__Directions__
Report the number of lines in these entries that contain "UCITS". Write only the number.

__Material to process__
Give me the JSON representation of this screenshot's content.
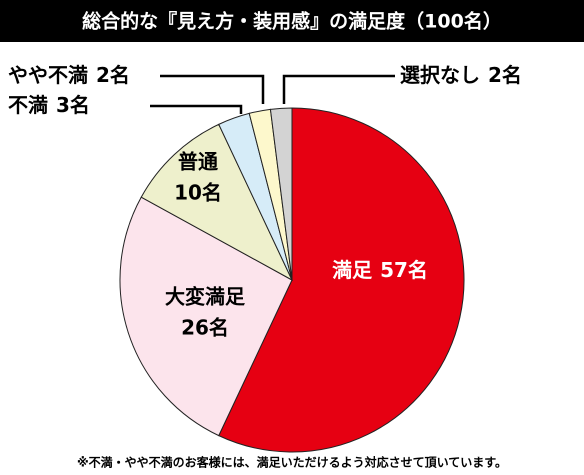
{
  "chart_data": {
    "type": "pie",
    "title": "総合的な『見え方・装用感』の満足度（100名）",
    "categories": [
      "満足",
      "大変満足",
      "普通",
      "不満",
      "やや不満",
      "選択なし"
    ],
    "values": [
      57,
      26,
      10,
      3,
      2,
      2
    ],
    "value_labels": [
      "57名",
      "26名",
      "10名",
      "3名",
      "2名",
      "2名"
    ],
    "colors": [
      "#e60012",
      "#fce4ec",
      "#eef0cc",
      "#d6ecf8",
      "#fdf8cc",
      "#d3d3d3"
    ],
    "note": "※不満・やや不満のお客様には、満足いただけるよう対応させて頂いています。"
  }
}
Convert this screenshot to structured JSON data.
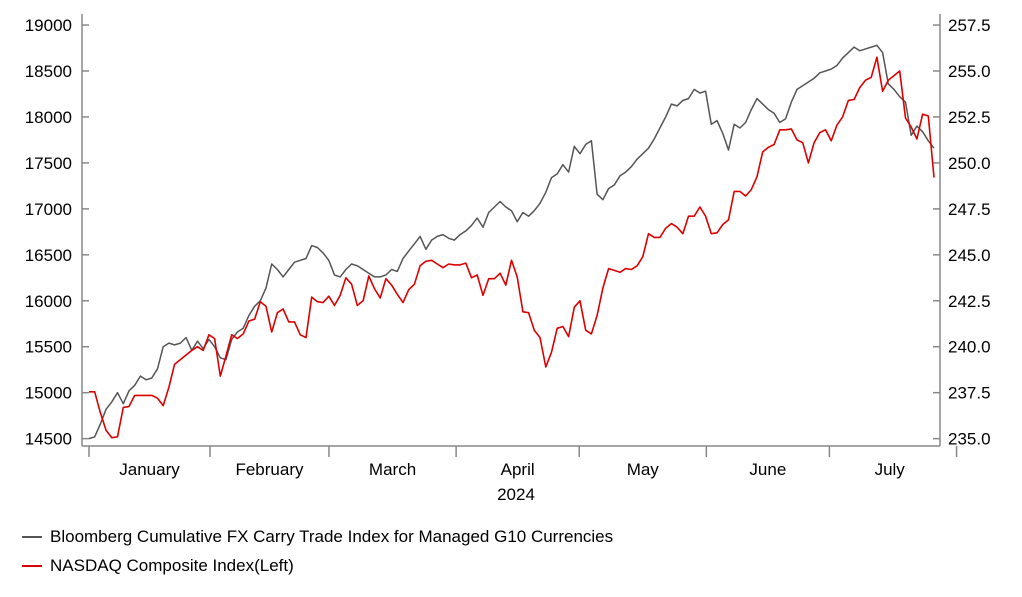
{
  "chart_data": {
    "type": "line",
    "title": "",
    "xlabel": "2024",
    "months": [
      "January",
      "February",
      "March",
      "April",
      "May",
      "June",
      "July"
    ],
    "left_axis": {
      "ticks": [
        14500,
        15000,
        15500,
        16000,
        16500,
        17000,
        17500,
        18000,
        18500,
        19000
      ],
      "tick_labels": [
        "14500",
        "15000",
        "15500",
        "16000",
        "16500",
        "17000",
        "17500",
        "18000",
        "18500",
        "19000"
      ],
      "ylim": [
        14420,
        19120
      ]
    },
    "right_axis": {
      "ticks": [
        235.0,
        237.5,
        240.0,
        242.5,
        245.0,
        247.5,
        250.0,
        252.5,
        255.0,
        257.5
      ],
      "tick_labels": [
        "235.0",
        "237.5",
        "240.0",
        "242.5",
        "245.0",
        "247.5",
        "250.0",
        "252.5",
        "255.0",
        "257.5"
      ],
      "ylim": [
        234.6,
        258.1
      ]
    },
    "legend_placement": "bottom-left",
    "grid": false,
    "series": [
      {
        "name": "Bloomberg Cumulative FX Carry Trade Index for Managed G10 Currencies",
        "axis": "right",
        "color": "#555555",
        "start_date": "2024-01-02",
        "end_date": "2024-07-26",
        "values": [
          235.0,
          235.1,
          235.8,
          236.6,
          237.0,
          237.5,
          236.9,
          237.6,
          237.9,
          238.4,
          238.2,
          238.3,
          238.8,
          240.0,
          240.2,
          240.1,
          240.2,
          240.5,
          239.8,
          240.3,
          239.9,
          240.4,
          240.0,
          239.4,
          239.3,
          240.4,
          240.8,
          241.0,
          241.7,
          242.2,
          242.5,
          243.2,
          244.5,
          244.2,
          243.8,
          244.2,
          244.6,
          244.7,
          244.8,
          245.5,
          245.4,
          245.1,
          244.7,
          243.9,
          243.8,
          244.2,
          244.5,
          244.4,
          244.2,
          244.0,
          243.8,
          243.8,
          243.9,
          244.2,
          244.1,
          244.8,
          245.2,
          245.6,
          246.0,
          245.3,
          245.8,
          246.0,
          246.1,
          245.9,
          245.8,
          246.1,
          246.3,
          246.6,
          247.0,
          246.5,
          247.3,
          247.6,
          247.9,
          247.6,
          247.4,
          246.8,
          247.3,
          247.1,
          247.4,
          247.8,
          248.4,
          249.2,
          249.4,
          249.9,
          249.5,
          250.9,
          250.5,
          251.0,
          251.2,
          248.3,
          248.0,
          248.6,
          248.8,
          249.3,
          249.5,
          249.8,
          250.2,
          250.5,
          250.8,
          251.3,
          251.9,
          252.5,
          253.2,
          253.1,
          253.4,
          253.5,
          254.0,
          253.8,
          253.9,
          252.1,
          252.3,
          251.6,
          250.7,
          252.1,
          251.9,
          252.2,
          252.9,
          253.5,
          253.2,
          252.9,
          252.7,
          252.2,
          252.4,
          253.3,
          254.0,
          254.2,
          254.4,
          254.6,
          254.9,
          255.0,
          255.1,
          255.3,
          255.7,
          256.0,
          256.3,
          256.1,
          256.2,
          256.3,
          256.4,
          256.0,
          254.3,
          254.0,
          253.6,
          253.3,
          251.5,
          252.0,
          251.7,
          251.2,
          250.8
        ]
      },
      {
        "name": "NASDAQ Composite Index(Left)",
        "axis": "left",
        "color": "#dd0000",
        "start_date": "2024-01-02",
        "end_date": "2024-07-26",
        "values": [
          15010,
          15010,
          14780,
          14590,
          14510,
          14520,
          14840,
          14850,
          14970,
          14970,
          14970,
          14970,
          14940,
          14860,
          15060,
          15310,
          15360,
          15410,
          15460,
          15500,
          15460,
          15630,
          15590,
          15180,
          15400,
          15630,
          15590,
          15640,
          15780,
          15800,
          15990,
          15940,
          15660,
          15870,
          15910,
          15770,
          15770,
          15630,
          15600,
          16040,
          15990,
          15980,
          16050,
          15950,
          16060,
          16250,
          16180,
          15950,
          16000,
          16270,
          16130,
          16030,
          16240,
          16170,
          16070,
          15980,
          16120,
          16180,
          16380,
          16430,
          16440,
          16400,
          16360,
          16400,
          16390,
          16390,
          16410,
          16250,
          16280,
          16060,
          16240,
          16240,
          16300,
          16170,
          16440,
          16260,
          15880,
          15870,
          15680,
          15600,
          15280,
          15440,
          15700,
          15720,
          15610,
          15930,
          16000,
          15680,
          15640,
          15840,
          16140,
          16350,
          16330,
          16310,
          16350,
          16340,
          16380,
          16480,
          16730,
          16690,
          16690,
          16790,
          16840,
          16800,
          16730,
          16920,
          16920,
          17020,
          16920,
          16730,
          16740,
          16830,
          16880,
          17190,
          17190,
          17140,
          17210,
          17350,
          17620,
          17670,
          17700,
          17860,
          17860,
          17870,
          17750,
          17720,
          17500,
          17720,
          17830,
          17860,
          17740,
          17910,
          18000,
          18180,
          18190,
          18320,
          18400,
          18430,
          18650,
          18280,
          18400,
          18450,
          18500,
          17990,
          17890,
          17760,
          18030,
          18010,
          17340
        ]
      }
    ]
  }
}
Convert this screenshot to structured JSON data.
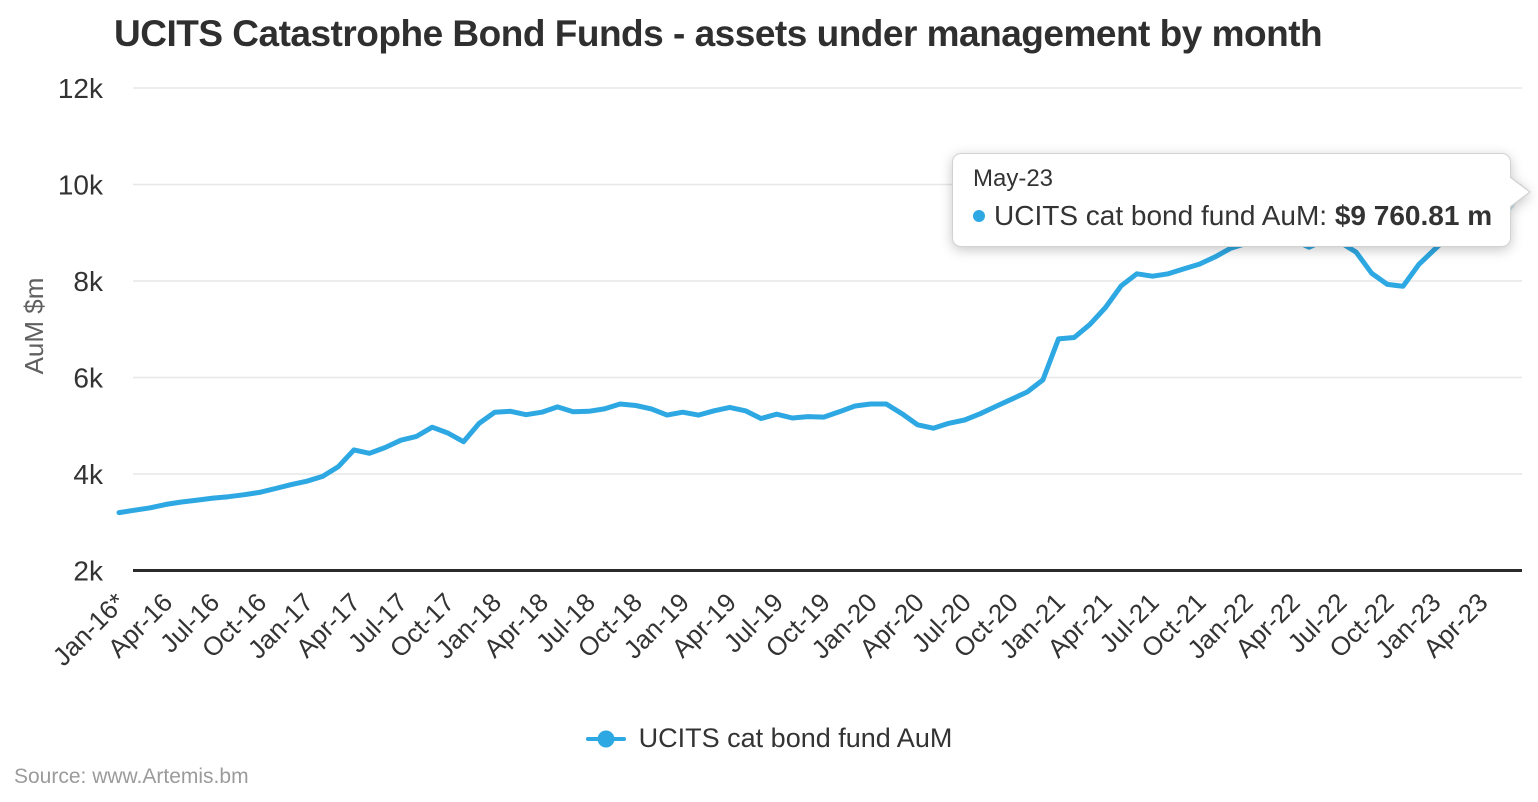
{
  "header": {
    "title": "UCITS Catastrophe Bond Funds - assets under management by month"
  },
  "legend": {
    "label": "UCITS cat bond fund AuM"
  },
  "tooltip": {
    "title": "May-23",
    "series_label": "UCITS cat bond fund AuM:",
    "value": "$9 760.81 m"
  },
  "source": {
    "text": "Source: www.Artemis.bm"
  },
  "colors": {
    "line": "#2ea8e2",
    "halo": "#c7e5f7",
    "grid": "#e7e7e7",
    "axis": "#2b2b2b",
    "tick": "#333333",
    "title": "#2f2f2f",
    "ylabel": "#606060",
    "source": "#9b9b9b"
  },
  "chart_data": {
    "type": "line",
    "title": "UCITS Catastrophe Bond Funds - assets under management by month",
    "xlabel": "",
    "ylabel": "AuM $m",
    "ylim": [
      2000,
      12000
    ],
    "grid": true,
    "legend_position": "bottom",
    "ytick_labels": [
      "2k",
      "4k",
      "6k",
      "8k",
      "10k",
      "12k"
    ],
    "ytick_values": [
      2000,
      4000,
      6000,
      8000,
      10000,
      12000
    ],
    "xtick_every": 3,
    "xtick_labels": [
      "Jan-16*",
      "Apr-16",
      "Jul-16",
      "Oct-16",
      "Jan-17",
      "Apr-17",
      "Jul-17",
      "Oct-17",
      "Jan-18",
      "Apr-18",
      "Jul-18",
      "Oct-18",
      "Jan-19",
      "Apr-19",
      "Jul-19",
      "Oct-19",
      "Jan-20",
      "Apr-20",
      "Jul-20",
      "Oct-20",
      "Jan-21",
      "Apr-21",
      "Jul-21",
      "Oct-21",
      "Jan-22",
      "Apr-22",
      "Jul-22",
      "Oct-22",
      "Jan-23",
      "Apr-23"
    ],
    "series": [
      {
        "name": "UCITS cat bond fund AuM",
        "months": [
          "Jan-16",
          "Feb-16",
          "Mar-16",
          "Apr-16",
          "May-16",
          "Jun-16",
          "Jul-16",
          "Aug-16",
          "Sep-16",
          "Oct-16",
          "Nov-16",
          "Dec-16",
          "Jan-17",
          "Feb-17",
          "Mar-17",
          "Apr-17",
          "May-17",
          "Jun-17",
          "Jul-17",
          "Aug-17",
          "Sep-17",
          "Oct-17",
          "Nov-17",
          "Dec-17",
          "Jan-18",
          "Feb-18",
          "Mar-18",
          "Apr-18",
          "May-18",
          "Jun-18",
          "Jul-18",
          "Aug-18",
          "Sep-18",
          "Oct-18",
          "Nov-18",
          "Dec-18",
          "Jan-19",
          "Feb-19",
          "Mar-19",
          "Apr-19",
          "May-19",
          "Jun-19",
          "Jul-19",
          "Aug-19",
          "Sep-19",
          "Oct-19",
          "Nov-19",
          "Dec-19",
          "Jan-20",
          "Feb-20",
          "Mar-20",
          "Apr-20",
          "May-20",
          "Jun-20",
          "Jul-20",
          "Aug-20",
          "Sep-20",
          "Oct-20",
          "Nov-20",
          "Dec-20",
          "Jan-21",
          "Feb-21",
          "Mar-21",
          "Apr-21",
          "May-21",
          "Jun-21",
          "Jul-21",
          "Aug-21",
          "Sep-21",
          "Oct-21",
          "Nov-21",
          "Dec-21",
          "Jan-22",
          "Feb-22",
          "Mar-22",
          "Apr-22",
          "May-22",
          "Jun-22",
          "Jul-22",
          "Aug-22",
          "Sep-22",
          "Oct-22",
          "Nov-22",
          "Dec-22",
          "Jan-23",
          "Feb-23",
          "Mar-23",
          "Apr-23",
          "May-23"
        ],
        "values": [
          3200,
          3250,
          3300,
          3370,
          3420,
          3460,
          3500,
          3530,
          3570,
          3620,
          3700,
          3780,
          3850,
          3950,
          4150,
          4500,
          4430,
          4550,
          4700,
          4780,
          4970,
          4850,
          4670,
          5050,
          5280,
          5300,
          5230,
          5280,
          5390,
          5290,
          5300,
          5350,
          5450,
          5420,
          5350,
          5220,
          5280,
          5220,
          5310,
          5380,
          5310,
          5150,
          5240,
          5160,
          5190,
          5180,
          5290,
          5410,
          5450,
          5450,
          5250,
          5020,
          4950,
          5050,
          5120,
          5250,
          5400,
          5550,
          5700,
          5950,
          6800,
          6830,
          7100,
          7450,
          7900,
          8150,
          8100,
          8150,
          8250,
          8350,
          8500,
          8680,
          8780,
          8800,
          8820,
          8850,
          8700,
          8850,
          8800,
          8600,
          8160,
          7930,
          7890,
          8340,
          8650,
          8950,
          9150,
          9380,
          9760.81
        ]
      }
    ],
    "annotation": {
      "month": "May-23",
      "series": "UCITS cat bond fund AuM",
      "value": 9760.81,
      "value_text": "$9 760.81 m"
    }
  }
}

__Response to the exercise__
6